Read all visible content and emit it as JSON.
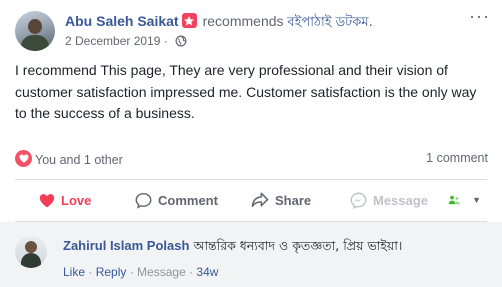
{
  "post": {
    "author": "Abu Saleh Saikat",
    "action_text": "recommends",
    "page_name": "বইপাঠাই ডটকম.",
    "date": "2 December 2019",
    "date_separator": " · ",
    "privacy_icon": "globe-icon",
    "more_icon": "more-options-icon",
    "body": "I recommend This page, They are very professional and their vision of customer satisfaction impressed me. Customer satisfaction is the only way to the success of a business."
  },
  "reactions": {
    "icon": "love-reaction-icon",
    "summary": "You and 1 other",
    "comment_count": "1 comment"
  },
  "actions": {
    "love": "Love",
    "comment": "Comment",
    "share": "Share",
    "message": "Message"
  },
  "comment": {
    "author": "Zahirul Islam Polash",
    "text": "আন্তরিক ধন্যবাদ ও কৃতজ্ঞতা, প্রিয় ভাইয়া।",
    "like": "Like",
    "reply": "Reply",
    "message": "Message",
    "time": "34w",
    "separator": " · "
  },
  "colors": {
    "link_blue": "#385898",
    "love_red": "#f33e58",
    "badge_pink": "#f3425f",
    "comment_bg": "#f2f3f5"
  }
}
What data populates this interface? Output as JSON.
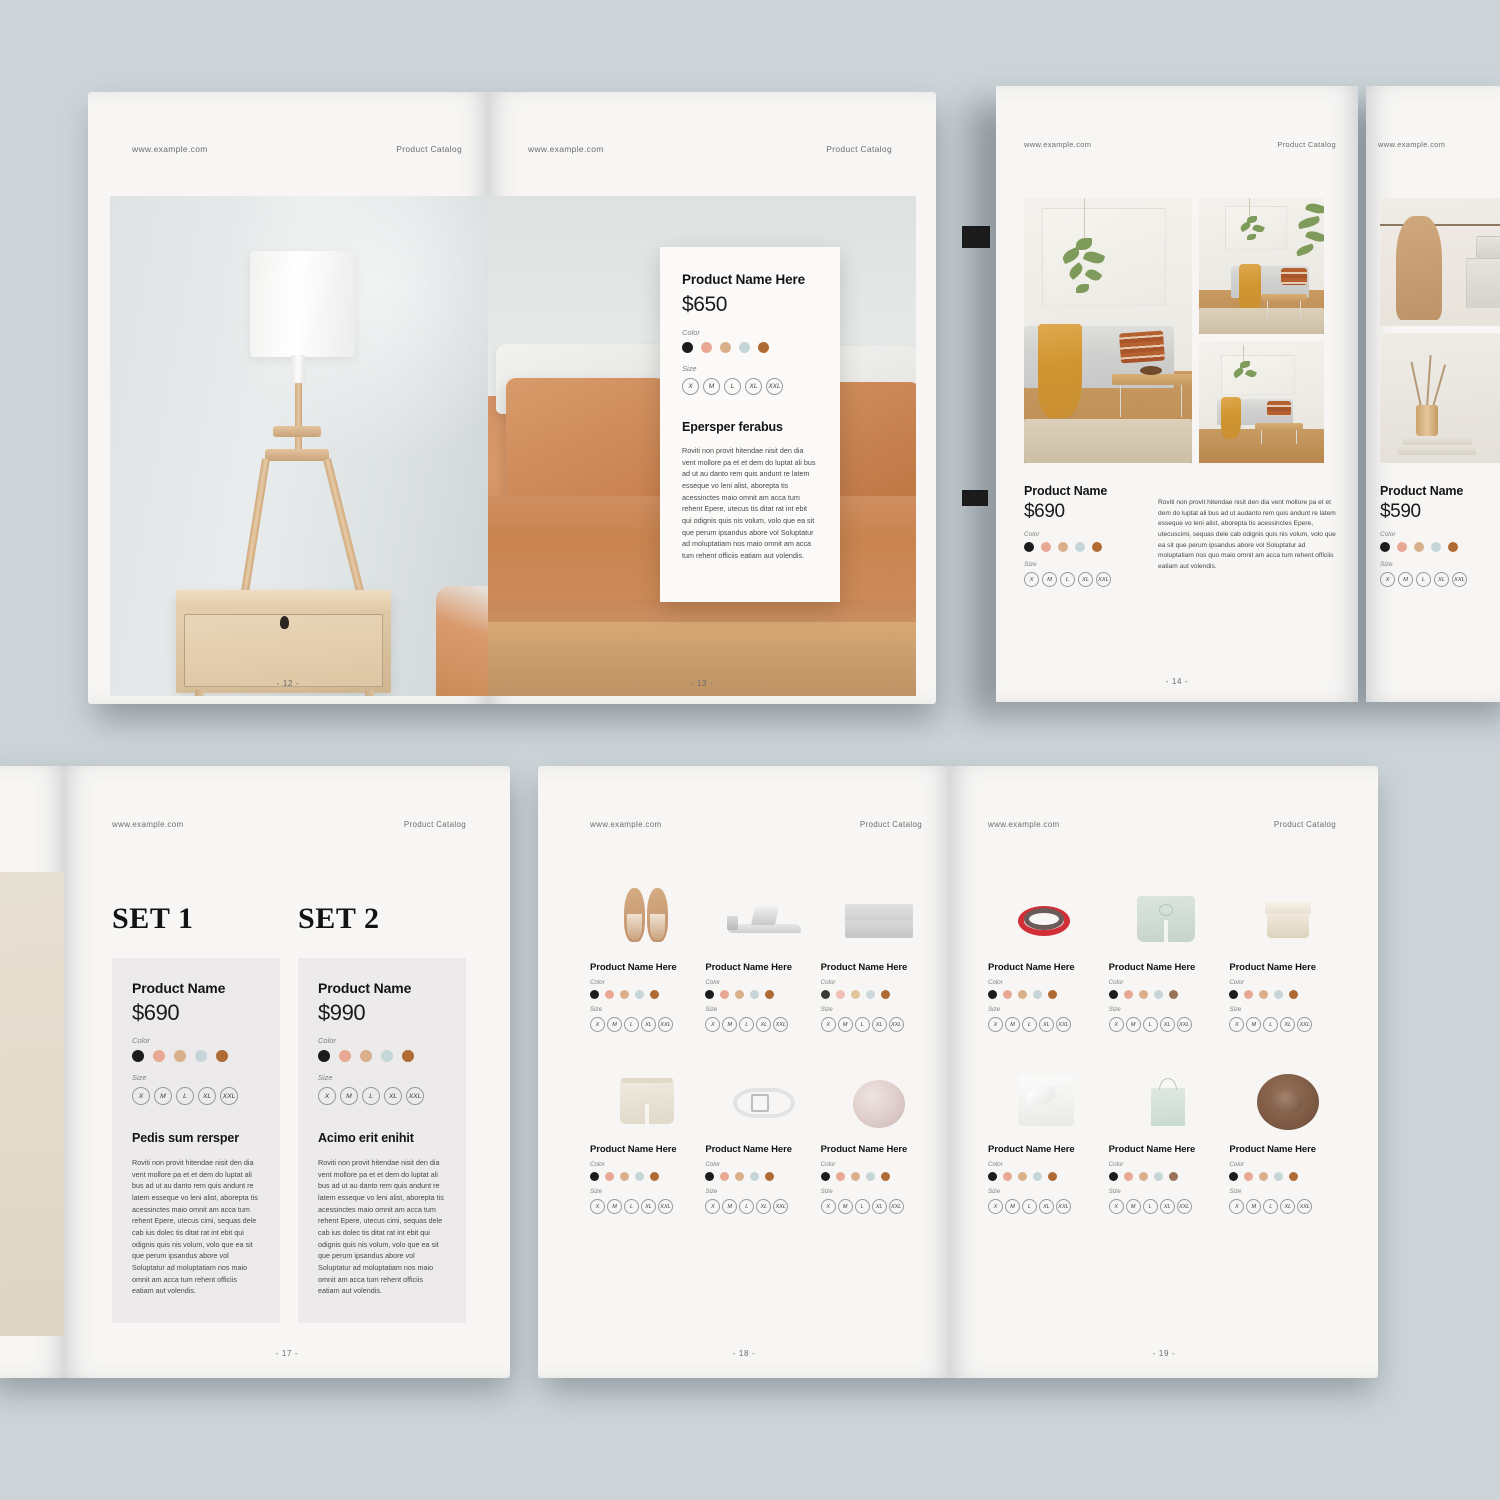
{
  "meta": {
    "background_color": "#ccd4d8",
    "page_color": "#f7f6f4",
    "accent_dark": "#141414"
  },
  "header": {
    "site": "www.example.com",
    "catalog": "Product Catalog"
  },
  "labels": {
    "color": "Color",
    "size": "Size"
  },
  "sizes": [
    "X",
    "M",
    "L",
    "XL",
    "XXL"
  ],
  "swatch_colors": [
    "#1c1c1c",
    "#e8a893",
    "#d9b089",
    "#c6d5d7",
    "#b06a33"
  ],
  "spreads": [
    {
      "id": "spread-12-13",
      "pages": [
        {
          "folio": "- 12 -",
          "kind": "full-bleed-photo",
          "photo": "bedside-lamp-on-wood-nightstand"
        },
        {
          "folio": "- 13 -",
          "kind": "photo-with-card",
          "photo": "terracotta-bedding-with-pillows",
          "card": {
            "title": "Product Name Here",
            "price": "$650",
            "section_heading": "Epersper ferabus",
            "body": "Roviti non provit hitendae nisit den dia vent mollore pa et et dem do luptat ali bus ad ut au danto rem quis andunt re latem esseque vo leni alist, aborepta tis acessinctes maio omnit am acca tum rehent Epere, utecus tis ditat rat int ebit qui odignis quis nis volum, volo que ea sit que perum ipsandus abore vol Soluptatur ad moluptatiam nos maio omnit am acca tum rehent officiis eatiam aut volendis."
          }
        }
      ]
    },
    {
      "id": "spread-14-15",
      "pages": [
        {
          "folio": "- 14 -",
          "kind": "photo-grid-with-product",
          "photos": [
            "living-room-with-hanging-plant-and-sofa",
            "living-room-wide-with-plant",
            "living-room-detail-coffee-table"
          ],
          "product": {
            "title": "Product Name",
            "price": "$690",
            "body": "Roviti non provit hitendae nisit den dia vent mollore pa et et dem do luptat ali bus ad ut audanto rem quis andunt re latem esseque vo leni alist, aborepta tis acessinctes Epere, utecuscimi, sequas dele cab odignis quis nis volum, volo que ea sit que perum ipsandus abore vol Soluptatur ad moluptatiam nos quo maio omnit am acca tum rehent officiis eatiam aut volendis."
          }
        },
        {
          "folio": "",
          "kind": "photo-grid-with-product-partial",
          "photos": [
            "hanging-robe-and-shelf",
            "reed-diffuser-with-books"
          ],
          "product": {
            "title": "Product Name",
            "price": "$590"
          }
        }
      ]
    },
    {
      "id": "spread-17",
      "pages": [
        {
          "folio": "",
          "kind": "partial-photo-page",
          "photo": "beige-texture-block"
        },
        {
          "folio": "- 17 -",
          "kind": "two-sets",
          "sets": [
            {
              "heading": "SET 1",
              "title": "Product Name",
              "price": "$690",
              "section_heading": "Pedis sum rersper",
              "body": "Roviti non provit hitendae nisit den dia vent mollore pa et et dem do luptat ali bus ad ut au danto rem quis andunt re latem esseque vo leni alist, aborepta tis acessinctes maio omnit am acca tum rehent Epere, utecus cimi, sequas dele cab ius dolec tis ditat rat int ebit qui odignis quis nis volum, volo que ea sit que perum ipsandus abore vol Soluptatur ad moluptatiam nos maio omnit am acca tum rehent officiis eatiam aut volendis."
            },
            {
              "heading": "SET 2",
              "title": "Product Name",
              "price": "$990",
              "section_heading": "Acimo erit enihit",
              "body": "Roviti non provit hitendae nisit den dia vent mollore pa et et dem do luptat ali bus ad ut au danto rem quis andunt re latem esseque vo leni alist, aborepta tis acessinctes maio omnit am acca tum rehent Epere, utecus cimi, sequas dele cab ius dolec tis ditat rat int ebit qui odignis quis nis volum, volo que ea sit que perum ipsandus abore vol Soluptatur ad moluptatiam nos maio omnit am acca tum rehent officiis eatiam aut volendis."
            }
          ]
        }
      ]
    },
    {
      "id": "spread-18-19",
      "pages": [
        {
          "folio": "- 18 -",
          "kind": "product-grid",
          "items": [
            {
              "name": "Product Name Here",
              "thumb": "tan-ballet-flats"
            },
            {
              "name": "Product Name Here",
              "thumb": "silver-slide-sandals"
            },
            {
              "name": "Product Name Here",
              "thumb": "silver-clutch-bag"
            },
            {
              "name": "Product Name Here",
              "thumb": "cream-denim-shorts"
            },
            {
              "name": "Product Name Here",
              "thumb": "white-leather-belt"
            },
            {
              "name": "Product Name Here",
              "thumb": "blush-silk-scarf"
            }
          ]
        },
        {
          "folio": "- 19 -",
          "kind": "product-grid",
          "items": [
            {
              "name": "Product Name Here",
              "thumb": "red-beaded-bracelet"
            },
            {
              "name": "Product Name Here",
              "thumb": "mint-ruffle-shorts"
            },
            {
              "name": "Product Name Here",
              "thumb": "cream-cosmetic-jar"
            },
            {
              "name": "Product Name Here",
              "thumb": "white-wrap-skirt"
            },
            {
              "name": "Product Name Here",
              "thumb": "mint-canvas-tote"
            },
            {
              "name": "Product Name Here",
              "thumb": "brown-felt-hat"
            }
          ]
        }
      ]
    }
  ]
}
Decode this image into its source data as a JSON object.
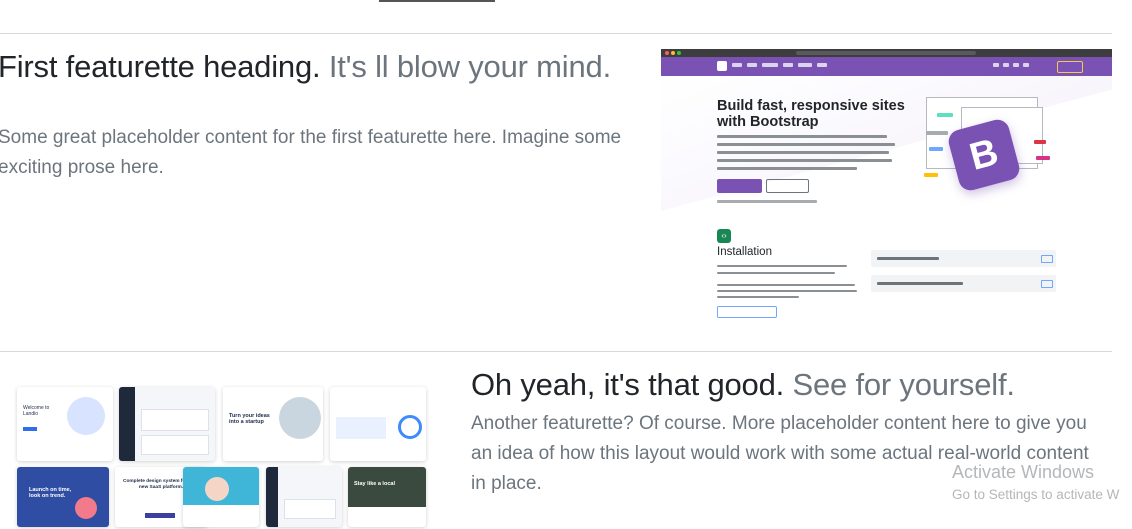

::::::::::

#### [What this task involves]
Strip out the pictures and quote the remaining data word for word.

#### [Solution below]
Read all visible content and emit it as JSON.
{
  "post": {
    "author": "Abu Saleh Saikat",
    "action_text": "recommends",
    "page_name": "বইপাঠাই ডটকম.",
    "date": "2 December 2019",
    "date_separator": " · ",
    "privacy_icon": "globe-icon",
    "more_icon": "more-options-icon",
    "body": "I recommend This page, They are very professional and their vision of customer satisfaction impressed me. Customer satisfaction is the only way to the success of a business."
  },
  "reactions": {
    "icon": "love-reaction-icon",
    "summary": "You and 1 other",
    "comment_count": "1 comment"
  },
  "actions": {
    "love": "Love",
    "comment": "Comment",
    "share": "Share",
    "message": "Message"
  },
  "comment": {
    "author": "Zahirul Islam Polash",
    "text": "আন্তরিক ধন্যবাদ ও কৃতজ্ঞতা, প্রিয় ভাইয়া।",
    "like": "Like",
    "reply": "Reply",
    "message": "Message",
    "time": "34w",
    "separator": " · "
  },
  "colors": {
    "link_blue": "#385898",
    "love_red": "#f33e58",
    "badge_pink": "#f3425f",
    "comment_bg": "#f2f3f5"
  }
}
What data populates this interface? Output as JSON.
{
  "meta": {
    "background_color": "#ccd4d8",
    "page_color": "#f7f6f4",
    "accent_dark": "#141414"
  },
  "header": {
    "site": "www.example.com",
    "catalog": "Product Catalog"
  },
  "labels": {
    "color": "Color",
    "size": "Size"
  },
  "sizes": [
    "X",
    "M",
    "L",
    "XL",
    "XXL"
  ],
  "swatch_colors": [
    "#1c1c1c",
    "#e8a893",
    "#d9b089",
    "#c6d5d7",
    "#b06a33"
  ],
  "spreads": [
    {
      "id": "spread-12-13",
      "pages": [
        {
          "folio": "- 12 -",
          "kind": "full-bleed-photo",
          "photo": "bedside-lamp-on-wood-nightstand"
        },
        {
          "folio": "- 13 -",
          "kind": "photo-with-card",
          "photo": "terracotta-bedding-with-pillows",
          "card": {
            "title": "Product Name Here",
            "price": "$650",
            "section_heading": "Epersper ferabus",
            "body": "Roviti non provit hitendae nisit den dia vent mollore pa et et dem do luptat ali bus ad ut au danto rem quis andunt re latem esseque vo leni alist, aborepta tis acessinctes maio omnit am acca tum rehent Epere, utecus tis ditat rat int ebit qui odignis quis nis volum, volo que ea sit que perum ipsandus abore vol Soluptatur ad moluptatiam nos maio omnit am acca tum rehent officiis eatiam aut volendis."
          }
        }
      ]
    },
    {
      "id": "spread-14-15",
      "pages": [
        {
          "folio": "- 14 -",
          "kind": "photo-grid-with-product",
          "photos": [
            "living-room-with-hanging-plant-and-sofa",
            "living-room-wide-with-plant",
            "living-room-detail-coffee-table"
          ],
          "product": {
            "title": "Product Name",
            "price": "$690",
            "body": "Roviti non provit hitendae nisit den dia vent mollore pa et et dem do luptat ali bus ad ut audanto rem quis andunt re latem esseque vo leni alist, aborepta tis acessinctes Epere, utecuscimi, sequas dele cab odignis quis nis volum, volo que ea sit que perum ipsandus abore vol Soluptatur ad moluptatiam nos quo maio omnit am acca tum rehent officiis eatiam aut volendis."
          }
        },
        {
          "folio": "",
          "kind": "photo-grid-with-product-partial",
          "photos": [
            "hanging-robe-and-shelf",
            "reed-diffuser-with-books"
          ],
          "product": {
            "title": "Product Name",
            "price": "$590"
          }
        }
      ]
    },
    {
      "id": "spread-17",
      "pages": [
        {
          "folio": "",
          "kind": "partial-photo-page",
          "photo": "beige-texture-block"
        },
        {
          "folio": "- 17 -",
          "kind": "two-sets",
          "sets": [
            {
              "heading": "SET 1",
              "title": "Product Name",
              "price": "$690",
              "section_heading": "Pedis sum rersper",
              "body": "Roviti non provit hitendae nisit den dia vent mollore pa et et dem do luptat ali bus ad ut au danto rem quis andunt re latem esseque vo leni alist, aborepta tis acessinctes maio omnit am acca tum rehent Epere, utecus cimi, sequas dele cab ius dolec tis ditat rat int ebit qui odignis quis nis volum, volo que ea sit que perum ipsandus abore vol Soluptatur ad moluptatiam nos maio omnit am acca tum rehent officiis eatiam aut volendis."
            },
            {
              "heading": "SET 2",
              "title": "Product Name",
              "price": "$990",
              "section_heading": "Acimo erit enihit",
              "body": "Roviti non provit hitendae nisit den dia vent mollore pa et et dem do luptat ali bus ad ut au danto rem quis andunt re latem esseque vo leni alist, aborepta tis acessinctes maio omnit am acca tum rehent Epere, utecus cimi, sequas dele cab ius dolec tis ditat rat int ebit qui odignis quis nis volum, volo que ea sit que perum ipsandus abore vol Soluptatur ad moluptatiam nos maio omnit am acca tum rehent officiis eatiam aut volendis."
            }
          ]
        }
      ]
    },
    {
      "id": "spread-18-19",
      "pages": [
        {
          "folio": "- 18 -",
          "kind": "product-grid",
          "items": [
            {
              "name": "Product Name Here",
              "thumb": "tan-ballet-flats"
            },
            {
              "name": "Product Name Here",
              "thumb": "silver-slide-sandals"
            },
            {
              "name": "Product Name Here",
              "thumb": "silver-clutch-bag"
            },
            {
              "name": "Product Name Here",
              "thumb": "cream-denim-shorts"
            },
            {
              "name": "Product Name Here",
              "thumb": "white-leather-belt"
            },
            {
              "name": "Product Name Here",
              "thumb": "blush-silk-scarf"
            }
          ]
        },
        {
          "folio": "- 19 -",
          "kind": "product-grid",
          "items": [
            {
              "name": "Product Name Here",
              "thumb": "red-beaded-bracelet"
            },
            {
              "name": "Product Name Here",
              "thumb": "mint-ruffle-shorts"
            },
            {
              "name": "Product Name Here",
              "thumb": "cream-cosmetic-jar"
            },
            {
              "name": "Product Name Here",
              "thumb": "white-wrap-skirt"
            },
            {
              "name": "Product Name Here",
              "thumb": "mint-canvas-tote"
            },
            {
              "name": "Product Name Here",
              "thumb": "brown-felt-hat"
            }
          ]
        }
      ]
    }
  ]
}
Decode this image into its source data as a JSON object.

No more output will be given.